[Figure record listings]
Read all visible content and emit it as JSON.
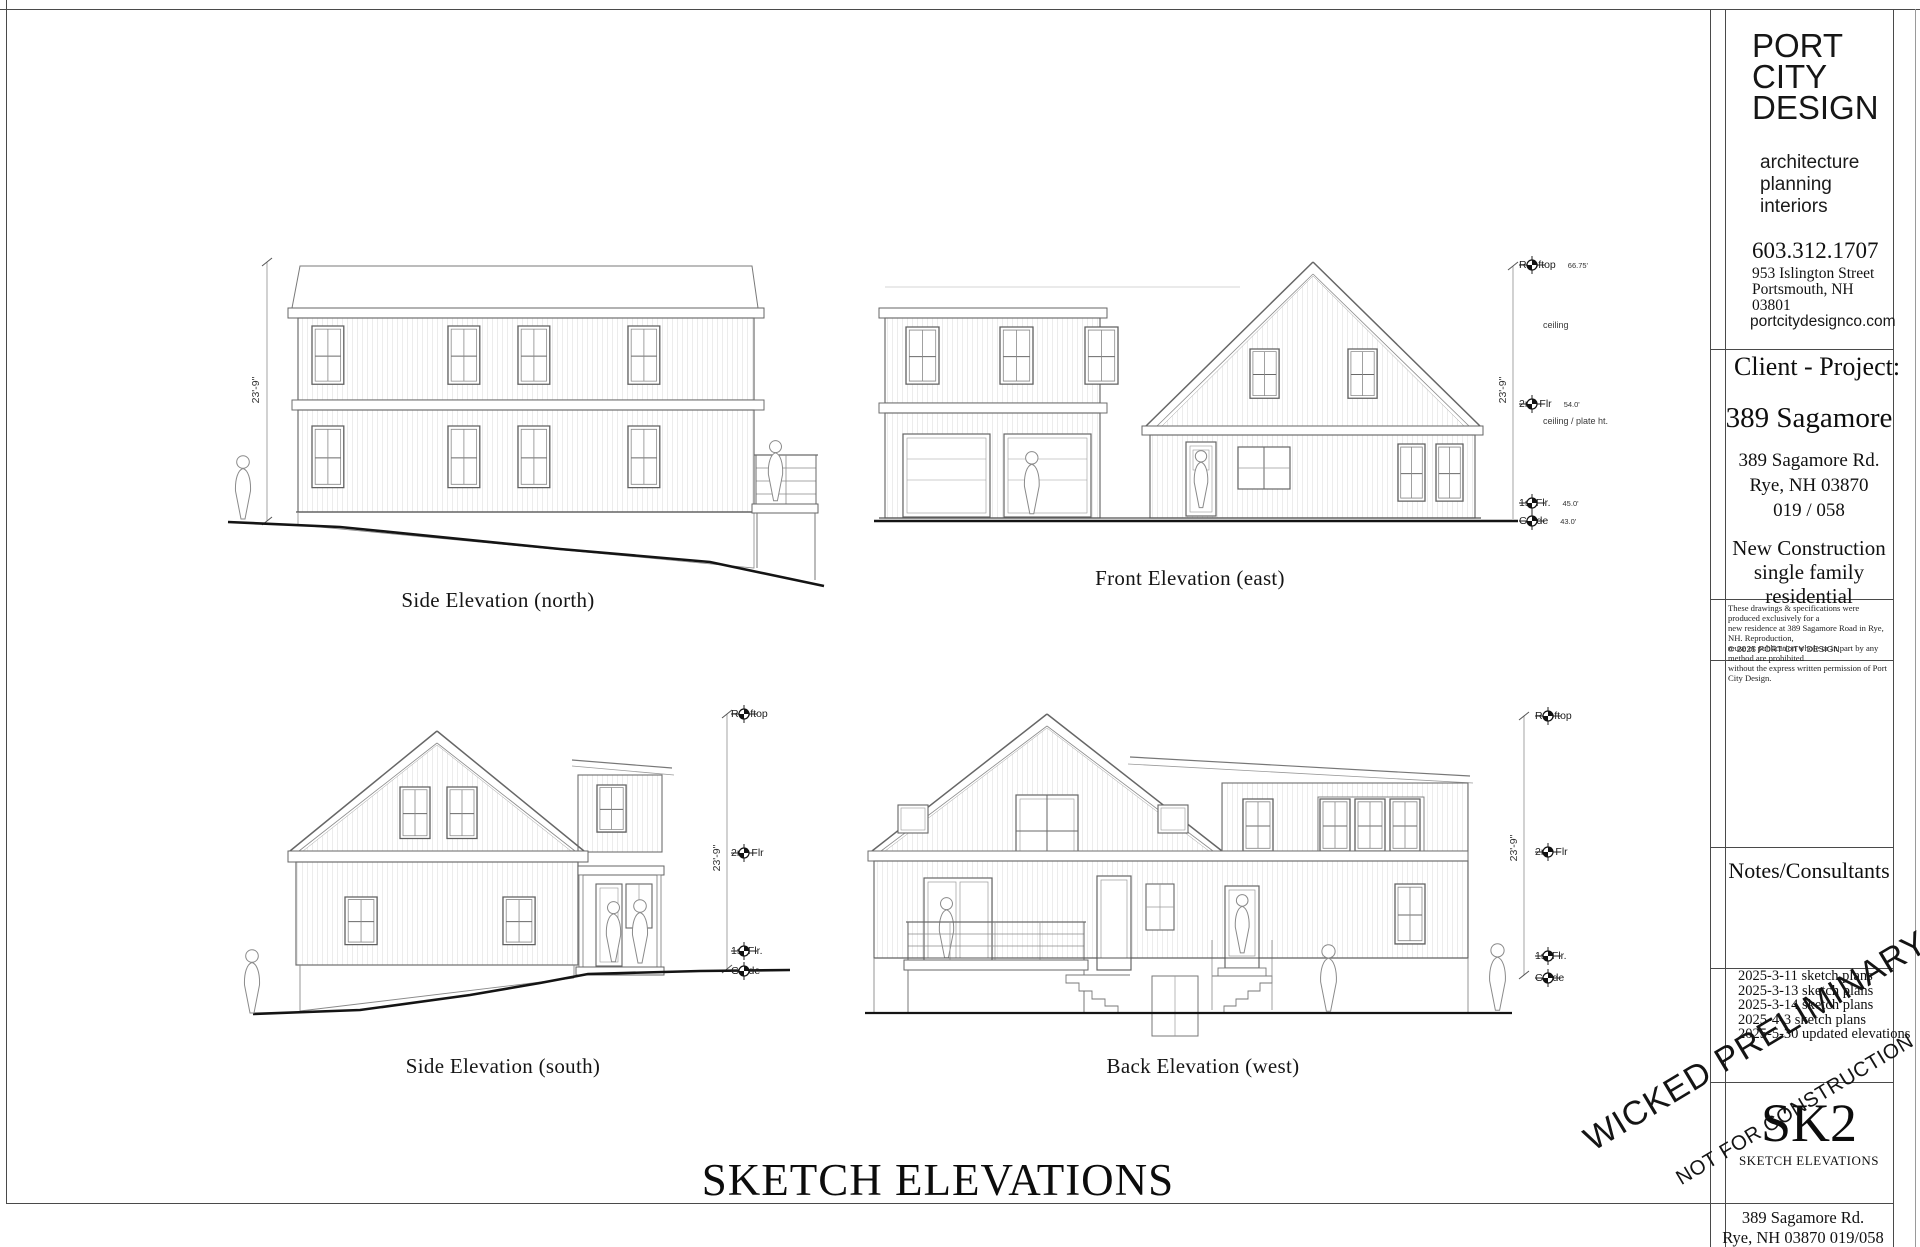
{
  "sheet": {
    "main_title": "SKETCH ELEVATIONS"
  },
  "captions": {
    "north": "Side Elevation (north)",
    "east": "Front Elevation (east)",
    "south": "Side Elevation (south)",
    "west": "Back Elevation (west)"
  },
  "stamp": {
    "line1": "WICKED PRELIMINARY",
    "line2": "NOT FOR CONSTRUCTION"
  },
  "annotations": {
    "north": {
      "dim": "23'-9\""
    },
    "east": {
      "dim": "23'-9\"",
      "ceiling_note": "ceiling",
      "plate_note": "ceiling / plate ht.",
      "levels": [
        {
          "label": "Rooftop",
          "value": "66.75'"
        },
        {
          "label": "2nd Flr",
          "value": "54.0'"
        },
        {
          "label": "1st Flr.",
          "value": "45.0'"
        },
        {
          "label": "Grade",
          "value": "43.0'"
        }
      ]
    },
    "south": {
      "dim": "23'-9\"",
      "levels": [
        {
          "label": "Rooftop"
        },
        {
          "label": "2nd Flr"
        },
        {
          "label": "1st Flr."
        },
        {
          "label": "Grade"
        }
      ]
    },
    "west": {
      "dim": "23'-9\"",
      "levels": [
        {
          "label": "Rooftop"
        },
        {
          "label": "2nd Flr"
        },
        {
          "label": "1st Flr."
        },
        {
          "label": "Grade"
        }
      ]
    }
  },
  "title_block": {
    "firm": {
      "name_lines": [
        "PORT",
        "CITY",
        "DESIGN"
      ],
      "services": [
        "architecture",
        "planning",
        "interiors"
      ],
      "phone": "603.312.1707",
      "address": [
        "953 Islington Street",
        "Portsmouth, NH",
        "03801"
      ],
      "website": "portcitydesignco.com"
    },
    "client_project": {
      "heading": "Client - Project:",
      "project_name": "389 Sagamore",
      "address": [
        "389 Sagamore Rd.",
        "Rye, NH  03870",
        "019 / 058"
      ],
      "description": [
        "New Construction",
        "single family",
        "residential"
      ]
    },
    "disclaimer": [
      "These drawings & specifications were produced exclusively for a",
      "new residence at 389 Sagamore Road in Rye, NH.  Reproduction,",
      "reuse or publication whole or in part by any method are prohibited",
      "without the express written permission of Port City Design."
    ],
    "copyright": "© 2025  PORT CITY DESIGN",
    "notes_heading": "Notes/Consultants",
    "revisions": [
      "2025-3-11 sketch plans",
      "2025-3-13 sketch plans",
      "2025-3-14 sketch plans",
      "2025-4-3 sketch plans",
      "2025-5-30 updated elevations"
    ],
    "sheet_number": "SK2",
    "sheet_name": "SKETCH ELEVATIONS",
    "footer": [
      "389 Sagamore Rd.",
      "Rye, NH  03870  019/058"
    ]
  }
}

-- Task description --
Take the records above and transcribe them exactly, dropping every picture.

-- Correct answer --
Read all visible content and emit it as JSON.
{
  "sheet": {
    "main_title": "SKETCH ELEVATIONS"
  },
  "captions": {
    "north": "Side Elevation (north)",
    "east": "Front Elevation (east)",
    "south": "Side Elevation (south)",
    "west": "Back Elevation (west)"
  },
  "stamp": {
    "line1": "WICKED PRELIMINARY",
    "line2": "NOT FOR CONSTRUCTION"
  },
  "annotations": {
    "north": {
      "dim": "23'-9\""
    },
    "east": {
      "dim": "23'-9\"",
      "ceiling_note": "ceiling",
      "plate_note": "ceiling / plate ht.",
      "levels": [
        {
          "label": "Rooftop",
          "value": "66.75'"
        },
        {
          "label": "2nd Flr",
          "value": "54.0'"
        },
        {
          "label": "1st Flr.",
          "value": "45.0'"
        },
        {
          "label": "Grade",
          "value": "43.0'"
        }
      ]
    },
    "south": {
      "dim": "23'-9\"",
      "levels": [
        {
          "label": "Rooftop"
        },
        {
          "label": "2nd Flr"
        },
        {
          "label": "1st Flr."
        },
        {
          "label": "Grade"
        }
      ]
    },
    "west": {
      "dim": "23'-9\"",
      "levels": [
        {
          "label": "Rooftop"
        },
        {
          "label": "2nd Flr"
        },
        {
          "label": "1st Flr."
        },
        {
          "label": "Grade"
        }
      ]
    }
  },
  "title_block": {
    "firm": {
      "name_lines": [
        "PORT",
        "CITY",
        "DESIGN"
      ],
      "services": [
        "architecture",
        "planning",
        "interiors"
      ],
      "phone": "603.312.1707",
      "address": [
        "953 Islington Street",
        "Portsmouth, NH",
        "03801"
      ],
      "website": "portcitydesignco.com"
    },
    "client_project": {
      "heading": "Client - Project:",
      "project_name": "389 Sagamore",
      "address": [
        "389 Sagamore Rd.",
        "Rye, NH  03870",
        "019 / 058"
      ],
      "description": [
        "New Construction",
        "single family",
        "residential"
      ]
    },
    "disclaimer": [
      "These drawings & specifications were produced exclusively for a",
      "new residence at 389 Sagamore Road in Rye, NH.  Reproduction,",
      "reuse or publication whole or in part by any method are prohibited",
      "without the express written permission of Port City Design."
    ],
    "copyright": "© 2025  PORT CITY DESIGN",
    "notes_heading": "Notes/Consultants",
    "revisions": [
      "2025-3-11 sketch plans",
      "2025-3-13 sketch plans",
      "2025-3-14 sketch plans",
      "2025-4-3 sketch plans",
      "2025-5-30 updated elevations"
    ],
    "sheet_number": "SK2",
    "sheet_name": "SKETCH ELEVATIONS",
    "footer": [
      "389 Sagamore Rd.",
      "Rye, NH  03870  019/058"
    ]
  }
}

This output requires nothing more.